====== Task material

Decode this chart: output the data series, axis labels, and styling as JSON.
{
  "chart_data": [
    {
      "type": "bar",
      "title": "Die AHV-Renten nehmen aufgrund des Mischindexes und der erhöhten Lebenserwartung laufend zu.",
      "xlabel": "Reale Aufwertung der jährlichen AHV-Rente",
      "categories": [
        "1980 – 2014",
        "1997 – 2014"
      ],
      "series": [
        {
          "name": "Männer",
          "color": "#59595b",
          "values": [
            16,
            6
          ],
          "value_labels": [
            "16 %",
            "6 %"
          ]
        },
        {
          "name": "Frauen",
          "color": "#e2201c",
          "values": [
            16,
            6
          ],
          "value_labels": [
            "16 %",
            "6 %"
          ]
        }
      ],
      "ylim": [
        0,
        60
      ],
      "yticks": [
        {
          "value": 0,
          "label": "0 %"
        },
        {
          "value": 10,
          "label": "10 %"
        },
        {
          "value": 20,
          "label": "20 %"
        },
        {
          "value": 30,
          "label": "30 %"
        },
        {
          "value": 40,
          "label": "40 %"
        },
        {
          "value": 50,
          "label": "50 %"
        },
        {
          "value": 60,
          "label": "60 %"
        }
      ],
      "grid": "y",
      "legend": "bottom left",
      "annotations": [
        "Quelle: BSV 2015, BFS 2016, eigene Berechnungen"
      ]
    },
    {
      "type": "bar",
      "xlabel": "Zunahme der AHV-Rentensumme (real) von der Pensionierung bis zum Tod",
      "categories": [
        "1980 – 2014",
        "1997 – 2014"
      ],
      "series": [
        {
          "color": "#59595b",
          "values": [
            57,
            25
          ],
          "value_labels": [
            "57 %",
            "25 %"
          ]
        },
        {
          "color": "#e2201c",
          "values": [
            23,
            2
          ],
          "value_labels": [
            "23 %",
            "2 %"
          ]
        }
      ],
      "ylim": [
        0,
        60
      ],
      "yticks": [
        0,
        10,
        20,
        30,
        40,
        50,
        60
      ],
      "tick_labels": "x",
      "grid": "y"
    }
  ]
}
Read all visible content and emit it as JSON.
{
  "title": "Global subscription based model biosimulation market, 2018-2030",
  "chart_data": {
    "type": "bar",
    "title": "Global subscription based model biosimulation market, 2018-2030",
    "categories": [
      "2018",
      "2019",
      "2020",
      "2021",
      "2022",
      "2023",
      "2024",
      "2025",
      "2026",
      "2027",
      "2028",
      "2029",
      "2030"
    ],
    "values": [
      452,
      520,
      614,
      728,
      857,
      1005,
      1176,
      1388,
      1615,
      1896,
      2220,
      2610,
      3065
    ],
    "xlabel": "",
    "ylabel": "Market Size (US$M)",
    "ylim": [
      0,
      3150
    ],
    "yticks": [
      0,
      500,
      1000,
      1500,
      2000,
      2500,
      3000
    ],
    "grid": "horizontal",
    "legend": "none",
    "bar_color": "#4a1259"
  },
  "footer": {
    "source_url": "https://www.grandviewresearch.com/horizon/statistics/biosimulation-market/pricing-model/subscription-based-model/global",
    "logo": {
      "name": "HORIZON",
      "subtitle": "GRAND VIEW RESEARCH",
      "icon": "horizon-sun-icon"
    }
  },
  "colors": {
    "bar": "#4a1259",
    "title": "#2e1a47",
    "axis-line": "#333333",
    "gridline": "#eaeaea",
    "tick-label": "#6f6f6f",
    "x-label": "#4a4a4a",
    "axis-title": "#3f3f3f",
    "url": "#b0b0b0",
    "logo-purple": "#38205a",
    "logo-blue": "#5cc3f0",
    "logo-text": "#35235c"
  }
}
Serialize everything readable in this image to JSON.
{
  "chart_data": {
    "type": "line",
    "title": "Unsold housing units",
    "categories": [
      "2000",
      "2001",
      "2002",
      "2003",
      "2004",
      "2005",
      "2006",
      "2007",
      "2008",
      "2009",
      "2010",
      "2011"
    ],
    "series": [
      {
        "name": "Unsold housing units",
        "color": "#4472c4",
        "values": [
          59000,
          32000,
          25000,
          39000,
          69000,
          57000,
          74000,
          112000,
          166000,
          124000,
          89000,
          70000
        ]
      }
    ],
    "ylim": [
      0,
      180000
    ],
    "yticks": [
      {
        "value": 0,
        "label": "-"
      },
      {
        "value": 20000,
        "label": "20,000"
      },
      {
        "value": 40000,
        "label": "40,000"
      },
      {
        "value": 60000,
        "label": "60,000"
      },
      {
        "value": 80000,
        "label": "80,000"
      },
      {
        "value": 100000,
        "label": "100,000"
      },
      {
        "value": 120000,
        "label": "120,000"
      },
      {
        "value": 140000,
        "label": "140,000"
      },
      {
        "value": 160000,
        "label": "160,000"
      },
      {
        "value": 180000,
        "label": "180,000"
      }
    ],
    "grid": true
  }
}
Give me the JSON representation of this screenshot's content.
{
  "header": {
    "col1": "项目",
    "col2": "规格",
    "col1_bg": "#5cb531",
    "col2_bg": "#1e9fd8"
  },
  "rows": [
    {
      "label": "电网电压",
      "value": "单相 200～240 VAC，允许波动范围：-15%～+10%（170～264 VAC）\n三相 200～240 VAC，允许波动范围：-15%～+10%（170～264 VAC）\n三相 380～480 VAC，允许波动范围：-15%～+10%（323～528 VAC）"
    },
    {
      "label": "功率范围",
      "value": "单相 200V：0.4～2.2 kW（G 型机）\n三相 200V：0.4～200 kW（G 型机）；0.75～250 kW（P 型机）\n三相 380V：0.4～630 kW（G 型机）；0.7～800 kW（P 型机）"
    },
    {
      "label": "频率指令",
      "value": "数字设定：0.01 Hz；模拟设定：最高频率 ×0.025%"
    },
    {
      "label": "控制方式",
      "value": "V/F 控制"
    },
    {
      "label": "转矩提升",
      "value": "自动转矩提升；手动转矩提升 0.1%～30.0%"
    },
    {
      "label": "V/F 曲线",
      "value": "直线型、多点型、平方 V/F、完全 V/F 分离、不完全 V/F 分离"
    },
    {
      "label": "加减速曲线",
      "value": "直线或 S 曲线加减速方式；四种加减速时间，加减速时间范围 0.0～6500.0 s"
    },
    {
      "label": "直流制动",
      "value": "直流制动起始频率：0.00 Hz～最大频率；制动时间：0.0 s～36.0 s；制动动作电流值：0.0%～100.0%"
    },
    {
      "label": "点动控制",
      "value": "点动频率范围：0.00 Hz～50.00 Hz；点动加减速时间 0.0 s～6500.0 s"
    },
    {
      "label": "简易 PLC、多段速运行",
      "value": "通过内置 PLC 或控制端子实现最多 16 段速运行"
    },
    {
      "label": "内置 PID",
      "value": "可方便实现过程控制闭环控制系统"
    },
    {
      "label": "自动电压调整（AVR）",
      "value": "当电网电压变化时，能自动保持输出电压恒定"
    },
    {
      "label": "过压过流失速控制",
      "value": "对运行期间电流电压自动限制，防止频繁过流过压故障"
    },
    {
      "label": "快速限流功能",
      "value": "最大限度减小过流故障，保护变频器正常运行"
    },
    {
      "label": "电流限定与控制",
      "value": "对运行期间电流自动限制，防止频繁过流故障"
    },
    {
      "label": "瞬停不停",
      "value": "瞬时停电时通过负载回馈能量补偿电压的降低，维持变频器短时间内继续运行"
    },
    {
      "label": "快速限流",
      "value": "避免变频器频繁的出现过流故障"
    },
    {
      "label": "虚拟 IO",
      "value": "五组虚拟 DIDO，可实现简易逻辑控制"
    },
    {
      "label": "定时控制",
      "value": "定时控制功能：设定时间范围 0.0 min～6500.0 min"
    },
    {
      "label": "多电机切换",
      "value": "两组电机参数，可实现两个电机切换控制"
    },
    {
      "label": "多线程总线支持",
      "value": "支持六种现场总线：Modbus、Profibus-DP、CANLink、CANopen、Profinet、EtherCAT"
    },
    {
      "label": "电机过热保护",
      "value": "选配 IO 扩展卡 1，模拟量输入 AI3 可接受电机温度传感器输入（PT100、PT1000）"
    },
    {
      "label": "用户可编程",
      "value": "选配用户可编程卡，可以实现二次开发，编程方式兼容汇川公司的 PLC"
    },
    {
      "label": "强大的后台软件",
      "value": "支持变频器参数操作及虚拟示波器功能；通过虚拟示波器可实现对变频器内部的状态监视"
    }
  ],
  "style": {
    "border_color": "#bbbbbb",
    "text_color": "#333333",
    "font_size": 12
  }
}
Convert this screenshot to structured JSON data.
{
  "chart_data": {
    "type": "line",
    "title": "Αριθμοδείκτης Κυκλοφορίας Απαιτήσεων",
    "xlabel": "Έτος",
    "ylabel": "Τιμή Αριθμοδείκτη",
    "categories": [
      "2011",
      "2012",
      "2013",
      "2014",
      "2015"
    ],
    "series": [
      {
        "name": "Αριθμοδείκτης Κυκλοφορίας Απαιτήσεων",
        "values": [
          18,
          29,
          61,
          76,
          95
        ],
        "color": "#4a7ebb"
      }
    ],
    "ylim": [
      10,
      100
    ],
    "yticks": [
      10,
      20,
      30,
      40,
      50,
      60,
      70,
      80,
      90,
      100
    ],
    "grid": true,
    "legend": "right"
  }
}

============

Lines containing the string "based" are to be selected and copied.

  "title": "Global subscription based model biosimulation market, 2018-2030",
    "title": "Global subscription based model biosimulation market, 2018-2030",
    "source_url": "https://www.grandviewresearch.com/horizon/statistics/biosimulation-market/pricing-model/subscription-based-model/global",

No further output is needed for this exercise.